— Set problem —
The records that follow must be reproduced in full, exactly as written.

— Task material —
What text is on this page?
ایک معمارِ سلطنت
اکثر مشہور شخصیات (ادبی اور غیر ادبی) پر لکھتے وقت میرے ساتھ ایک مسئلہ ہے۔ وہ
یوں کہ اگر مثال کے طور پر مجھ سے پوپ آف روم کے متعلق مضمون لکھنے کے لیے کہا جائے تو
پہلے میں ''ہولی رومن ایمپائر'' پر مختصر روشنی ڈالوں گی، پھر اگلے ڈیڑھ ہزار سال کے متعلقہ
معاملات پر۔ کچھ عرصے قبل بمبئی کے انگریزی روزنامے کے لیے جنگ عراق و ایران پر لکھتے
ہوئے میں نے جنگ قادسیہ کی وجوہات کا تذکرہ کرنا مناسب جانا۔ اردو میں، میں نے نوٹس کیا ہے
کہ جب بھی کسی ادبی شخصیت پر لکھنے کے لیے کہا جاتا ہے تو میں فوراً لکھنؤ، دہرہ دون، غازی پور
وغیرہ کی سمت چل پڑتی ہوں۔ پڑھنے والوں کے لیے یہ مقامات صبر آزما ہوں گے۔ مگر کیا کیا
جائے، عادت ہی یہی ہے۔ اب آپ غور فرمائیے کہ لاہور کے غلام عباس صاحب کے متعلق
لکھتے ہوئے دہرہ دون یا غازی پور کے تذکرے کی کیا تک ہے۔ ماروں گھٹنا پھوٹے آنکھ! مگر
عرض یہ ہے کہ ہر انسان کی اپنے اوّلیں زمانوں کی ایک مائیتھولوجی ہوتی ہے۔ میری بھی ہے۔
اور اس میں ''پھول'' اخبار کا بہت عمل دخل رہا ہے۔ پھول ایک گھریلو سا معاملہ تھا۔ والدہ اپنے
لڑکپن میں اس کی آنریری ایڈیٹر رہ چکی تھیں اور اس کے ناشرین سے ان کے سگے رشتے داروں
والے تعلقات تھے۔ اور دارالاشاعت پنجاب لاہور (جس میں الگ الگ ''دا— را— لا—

— Answer to this problem —
What text is on this page?
ایک معمارِ سلطنت
اکثر مشہور شخصیات (ادبی اور غیر ادبی) پر لکھتے وقت میرے ساتھ ایک مسئلہ ہے۔ وہ
یوں کہ اگر مثال کے طور پر مجھ سے پوپ آف روم کے متعلق مضمون لکھنے کے لیے کہا جائے تو
پہلے میں ''ہولی رومن ایمپائر'' پر مختصر روشنی ڈالوں گی، پھر اگلے ڈیڑھ ہزار سال کے متعلقہ
معاملات پر۔ کچھ عرصے قبل بمبئی کے انگریزی روزنامے کے لیے جنگ عراق و ایران پر لکھتے
ہوئے میں نے جنگ قادسیہ کی وجوہات کا تذکرہ کرنا مناسب جانا۔ اردو میں، میں نے نوٹس کیا ہے
کہ جب بھی کسی ادبی شخصیت پر لکھنے کے لیے کہا جاتا ہے تو میں فوراً لکھنؤ، دہرہ دون، غازی پور
وغیرہ کی سمت چل پڑتی ہوں۔ پڑھنے والوں کے لیے یہ مقامات صبر آزما ہوں گے۔ مگر کیا کیا
جائے، عادت ہی یہی ہے۔ اب آپ غور فرمائیے کہ لاہور کے غلام عباس صاحب کے متعلق
لکھتے ہوئے دہرہ دون یا غازی پور کے تذکرے کی کیا تک ہے۔ ماروں گھٹنا پھوٹے آنکھ! مگر
عرض یہ ہے کہ ہر انسان کی اپنے اوّلیں زمانوں کی ایک مائیتھولوجی ہوتی ہے۔ میری بھی ہے۔
اور اس میں ''پھول'' اخبار کا بہت عمل دخل رہا ہے۔ پھول ایک گھریلو سا معاملہ تھا۔ والدہ اپنے
لڑکپن میں اس کی آنریری ایڈیٹر رہ چکی تھیں اور اس کے ناشرین سے ان کے سگے رشتے داروں
والے تعلقات تھے۔ اور دارالاشاعت پنجاب لاہور (جس میں الگ الگ ''دا— را— لا—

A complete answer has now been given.